*What is required*:
Reproduce all of the data exactly, with no line skipped.

*Record set*:
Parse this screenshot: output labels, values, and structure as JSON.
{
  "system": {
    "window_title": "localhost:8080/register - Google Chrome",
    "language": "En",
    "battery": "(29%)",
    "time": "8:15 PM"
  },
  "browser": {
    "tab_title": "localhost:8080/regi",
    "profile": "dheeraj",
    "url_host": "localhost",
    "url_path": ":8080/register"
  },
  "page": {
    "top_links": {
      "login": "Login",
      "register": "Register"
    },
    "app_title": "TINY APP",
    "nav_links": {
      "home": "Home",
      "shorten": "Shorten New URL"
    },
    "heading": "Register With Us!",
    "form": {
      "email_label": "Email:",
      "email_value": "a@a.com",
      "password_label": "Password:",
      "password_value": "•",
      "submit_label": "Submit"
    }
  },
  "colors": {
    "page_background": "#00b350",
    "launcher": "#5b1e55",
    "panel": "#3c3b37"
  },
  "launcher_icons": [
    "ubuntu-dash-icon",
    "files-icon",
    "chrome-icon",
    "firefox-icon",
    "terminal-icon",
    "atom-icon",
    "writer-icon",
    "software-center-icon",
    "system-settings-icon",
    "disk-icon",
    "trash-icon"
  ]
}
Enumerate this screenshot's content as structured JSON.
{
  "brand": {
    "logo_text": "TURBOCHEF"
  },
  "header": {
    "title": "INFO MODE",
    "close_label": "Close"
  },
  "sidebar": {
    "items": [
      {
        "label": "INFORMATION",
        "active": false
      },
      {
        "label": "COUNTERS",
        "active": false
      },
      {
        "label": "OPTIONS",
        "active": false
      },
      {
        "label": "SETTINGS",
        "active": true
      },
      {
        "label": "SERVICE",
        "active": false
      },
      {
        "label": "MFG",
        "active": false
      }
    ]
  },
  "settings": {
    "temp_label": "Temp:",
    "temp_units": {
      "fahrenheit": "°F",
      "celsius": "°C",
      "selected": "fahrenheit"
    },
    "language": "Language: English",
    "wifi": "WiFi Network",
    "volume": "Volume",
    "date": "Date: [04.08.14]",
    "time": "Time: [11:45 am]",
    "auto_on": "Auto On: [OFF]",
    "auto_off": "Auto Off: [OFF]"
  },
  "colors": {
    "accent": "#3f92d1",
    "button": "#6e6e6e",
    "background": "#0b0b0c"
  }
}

*Written solution*:
Parse this screenshot: output labels, values, and structure as JSON.
{
  "system": {
    "window_title": "localhost:8080/register - Google Chrome",
    "language": "En",
    "battery": "(29%)",
    "time": "8:15 PM"
  },
  "browser": {
    "tab_title": "localhost:8080/regi",
    "profile": "dheeraj",
    "url_host": "localhost",
    "url_path": ":8080/register"
  },
  "page": {
    "top_links": {
      "login": "Login",
      "register": "Register"
    },
    "app_title": "TINY APP",
    "nav_links": {
      "home": "Home",
      "shorten": "Shorten New URL"
    },
    "heading": "Register With Us!",
    "form": {
      "email_label": "Email:",
      "email_value": "a@a.com",
      "password_label": "Password:",
      "password_value": "•",
      "submit_label": "Submit"
    }
  },
  "colors": {
    "page_background": "#00b350",
    "launcher": "#5b1e55",
    "panel": "#3c3b37"
  },
  "launcher_icons": [
    "ubuntu-dash-icon",
    "files-icon",
    "chrome-icon",
    "firefox-icon",
    "terminal-icon",
    "atom-icon",
    "writer-icon",
    "software-center-icon",
    "system-settings-icon",
    "disk-icon",
    "trash-icon"
  ]
}
Enumerate this screenshot's content as structured JSON.
{
  "brand": {
    "logo_text": "TURBOCHEF"
  },
  "header": {
    "title": "INFO MODE",
    "close_label": "Close"
  },
  "sidebar": {
    "items": [
      {
        "label": "INFORMATION",
        "active": false
      },
      {
        "label": "COUNTERS",
        "active": false
      },
      {
        "label": "OPTIONS",
        "active": false
      },
      {
        "label": "SETTINGS",
        "active": true
      },
      {
        "label": "SERVICE",
        "active": false
      },
      {
        "label": "MFG",
        "active": false
      }
    ]
  },
  "settings": {
    "temp_label": "Temp:",
    "temp_units": {
      "fahrenheit": "°F",
      "celsius": "°C",
      "selected": "fahrenheit"
    },
    "language": "Language: English",
    "wifi": "WiFi Network",
    "volume": "Volume",
    "date": "Date: [04.08.14]",
    "time": "Time: [11:45 am]",
    "auto_on": "Auto On: [OFF]",
    "auto_off": "Auto Off: [OFF]"
  },
  "colors": {
    "accent": "#3f92d1",
    "button": "#6e6e6e",
    "background": "#0b0b0c"
  }
}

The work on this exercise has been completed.